# Reading text
%%

2015 Conference USA men's soccer tournament

Tournament details
- Country: United States
- Teams: 11

Final positions
- Champions: FIU
- Runner-up: Marshall

Tournament statistics
- Matches played: 7
- Goals scored: 12 (1.71 per match)
- Top goal scorer(s): Daniel Gonzalez (2)

Awards
- Best player: Arthur Clapot

= 2015 Conference USA men's soccer tournament =

The 2015 Conference USA men's soccer tournament was the 21st edition of the tournament. It determined the Conference USA's automatic berth into the 2015 NCAA Division I Men's Soccer Championship.

The FIU Golden Panthers won the tournament, besting the Marshall Thundering Herd in the championship match.

== Qualification ==

The top seven teams in Conference USA based on their conference record qualified for the tournament. Top-seeded Kentucky earned a bye to the semifinal round.

%%

# Record list
%%

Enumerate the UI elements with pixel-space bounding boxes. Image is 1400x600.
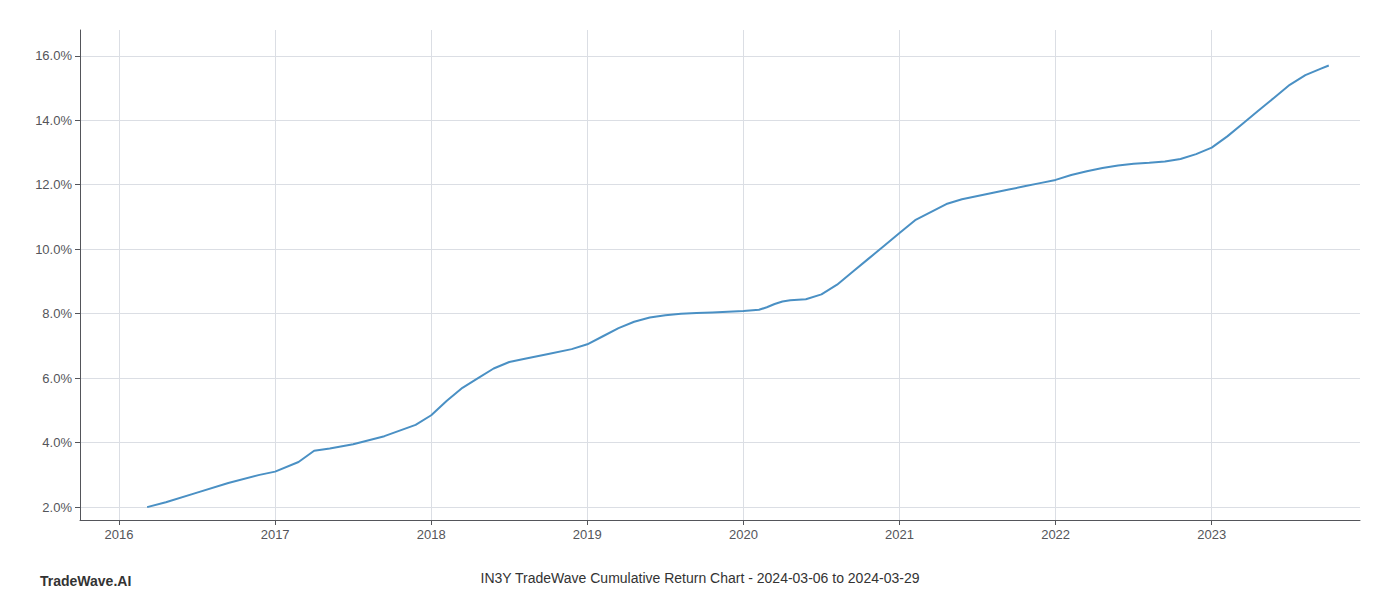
svg-text:2021: 2021 [885, 527, 914, 542]
svg-text:IN3Y TradeWave Cumulative Retu: IN3Y TradeWave Cumulative Return Chart -… [481, 570, 920, 586]
svg-text:2018: 2018 [417, 527, 446, 542]
svg-text:TradeWave.AI: TradeWave.AI [40, 573, 131, 589]
svg-text:2020: 2020 [729, 527, 758, 542]
svg-text:16.0%: 16.0% [35, 48, 72, 63]
svg-text:2019: 2019 [573, 527, 602, 542]
svg-text:6.0%: 6.0% [42, 371, 72, 386]
svg-text:10.0%: 10.0% [35, 242, 72, 257]
svg-text:4.0%: 4.0% [42, 435, 72, 450]
svg-text:2017: 2017 [261, 527, 290, 542]
svg-text:2022: 2022 [1041, 527, 1070, 542]
svg-text:2.0%: 2.0% [42, 500, 72, 515]
svg-text:2023: 2023 [1197, 527, 1226, 542]
svg-text:8.0%: 8.0% [42, 306, 72, 321]
svg-text:14.0%: 14.0% [35, 113, 72, 128]
svg-text:12.0%: 12.0% [35, 177, 72, 192]
svg-text:2016: 2016 [105, 527, 134, 542]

%%

# What you will do
(1) Transcribe the soccer tournament article, everything from "The 2015 Conference" down to "the championship match.".
(2) According to the soccer tournament article, which team earned a bye to the semifinal round?
The listing has no connection to the soccer tournament article.

# The responses
(1)
The 2015 Conference USA men's soccer tournament was the 21st edition of the tournament. It determined the Conference USA's automatic berth into the 2015 NCAA Division I Men's Soccer Championship.

The FIU Golden Panthers won the tournament, besting the Marshall Thundering Herd in the championship match.

(2) Top-seeded Kentucky.